[Trecho da página]:
* * * * * * *
O filme dramatiza a reunião do Colégio dos Cardeais após a morte repentina de um Papa fictício. Com um tom de thriller político, “Conclave” apresenta os bastidores do processo de escolha do novo líder da Igreja Católica, retratando as disputas internas entre cardeais com diferentes visões de mundo e orientações ideológicas.

 

É ficção, mas muito próximo da realidade

No centro da narrativa estão quatro cardeais com perfis distintos: um progressista dos Estados Unidos, um conservador social da Nigéria, um conservador canadense e um tradicionalista italiano.

A diversidade ideológica dos candidatos serve como metáfora para os conflitos reais dentro do Vaticano, reforçando a atualidade do enredo.

Com estrutura típica de um suspense, o filme esconde suas revelações mais importantes até os momentos finais. A abordagem misteriosa instiga o público ao mostrar que, mesmo dentro de uma instituição milenar, há jogos de poder, conspirações e dilemas morais complexos.

 

Explosão de interesse após a morte do Papa real

Segundo dados da Variety, “Conclave” teve um salto impressionante de 283% em suas visualizações de streaming. No dia 20 de abril, foi assistido por 1,8 milhão de minutos, número que saltou para 6,9 milhões no dia seguinte à morte de Francisco.

A coincidência temática entre a realidade e a ficção foi fundamental para esse aumento.

A curiosidade pública sobre como se escolhe um novo Papa, tema geralmente envolto em sigilo e ritualismo, foi catalisada pelo filme. Para muitos leigos, o processo se resume ao anúncio “Habemus papam” e à fumaça branca, mas “Conclave” revela o que pode estar por trás desses símbolos e das paredes do Vaticano.

Além da pertinência temática, o prestígio de “Conclave” também impulsionou sua audiência. O filme recebeu o Bafta de Melhor Filme e acumulou oito indicações ao Oscar, o que reforça sua qualidade e relevância no cenário cinematográfico atual.

 

Vamos capitalizar em cima disso

As redes de cinemas do mundo inteiro estão aproveitando o momento para relançar o longa, ampliando o alcance da história em função do contexto de grande visibilidade midiática.

O relançamento promete fortalecer ainda mais essa marca, refletindo uma estratégia eficaz de marketing reativo.
* * * * * * *
[Atividade]: Edite o trecho sobre o filme “Conclave”, reproduzindo tudo desde “Segundo dados da” até “paredes do Vaticano.” e substituindo “sigilo” por “segredo”. Os dados que vêm a seguir não fazem parte desta atividade.
* * * * * * *
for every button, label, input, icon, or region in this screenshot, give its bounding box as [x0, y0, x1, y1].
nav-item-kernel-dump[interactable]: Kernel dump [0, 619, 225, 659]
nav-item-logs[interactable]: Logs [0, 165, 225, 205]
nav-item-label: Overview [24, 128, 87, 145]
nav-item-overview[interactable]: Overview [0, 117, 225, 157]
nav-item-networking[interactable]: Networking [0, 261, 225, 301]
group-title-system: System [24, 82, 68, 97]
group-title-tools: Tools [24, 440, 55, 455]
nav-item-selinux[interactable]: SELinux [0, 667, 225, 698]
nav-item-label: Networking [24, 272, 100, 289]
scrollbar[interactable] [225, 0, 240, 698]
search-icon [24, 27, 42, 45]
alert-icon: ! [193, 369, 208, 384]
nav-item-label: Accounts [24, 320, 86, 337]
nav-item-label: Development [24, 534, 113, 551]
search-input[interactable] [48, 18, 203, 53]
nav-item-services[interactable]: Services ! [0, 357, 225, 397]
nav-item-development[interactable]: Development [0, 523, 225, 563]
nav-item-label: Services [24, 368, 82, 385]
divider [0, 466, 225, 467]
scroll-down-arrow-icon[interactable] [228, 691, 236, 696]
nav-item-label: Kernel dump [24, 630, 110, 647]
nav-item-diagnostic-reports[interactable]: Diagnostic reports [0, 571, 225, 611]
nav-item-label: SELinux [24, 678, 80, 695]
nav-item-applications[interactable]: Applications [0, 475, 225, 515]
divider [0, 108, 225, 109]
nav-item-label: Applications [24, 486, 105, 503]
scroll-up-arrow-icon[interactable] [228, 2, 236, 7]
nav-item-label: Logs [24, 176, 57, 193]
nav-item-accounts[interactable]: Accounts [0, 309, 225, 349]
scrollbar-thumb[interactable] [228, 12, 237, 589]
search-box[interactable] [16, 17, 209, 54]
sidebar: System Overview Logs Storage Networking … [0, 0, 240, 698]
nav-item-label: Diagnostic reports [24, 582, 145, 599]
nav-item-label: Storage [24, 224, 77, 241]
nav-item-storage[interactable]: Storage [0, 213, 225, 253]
* * * * * * *
[Espaço de resposta]:
Segundo dados da Variety, “Conclave” teve um salto impressionante de 283% em suas visualizações de streaming. No dia 20 de abril, foi assistido por 1,8 milhão de minutos, número que saltou para 6,9 milhões no dia seguinte à morte de Francisco.

A coincidência temática entre a realidade e a ficção foi fundamental para esse aumento.

A curiosidade pública sobre como se escolhe um novo Papa, tema geralmente envolto em segredo e ritualismo, foi catalisada pelo filme. Para muitos leigos, o processo se resume ao anúncio “Habemus papam” e à fumaça branca, mas “Conclave” revela o que pode estar por trás desses símbolos e das paredes do Vaticano.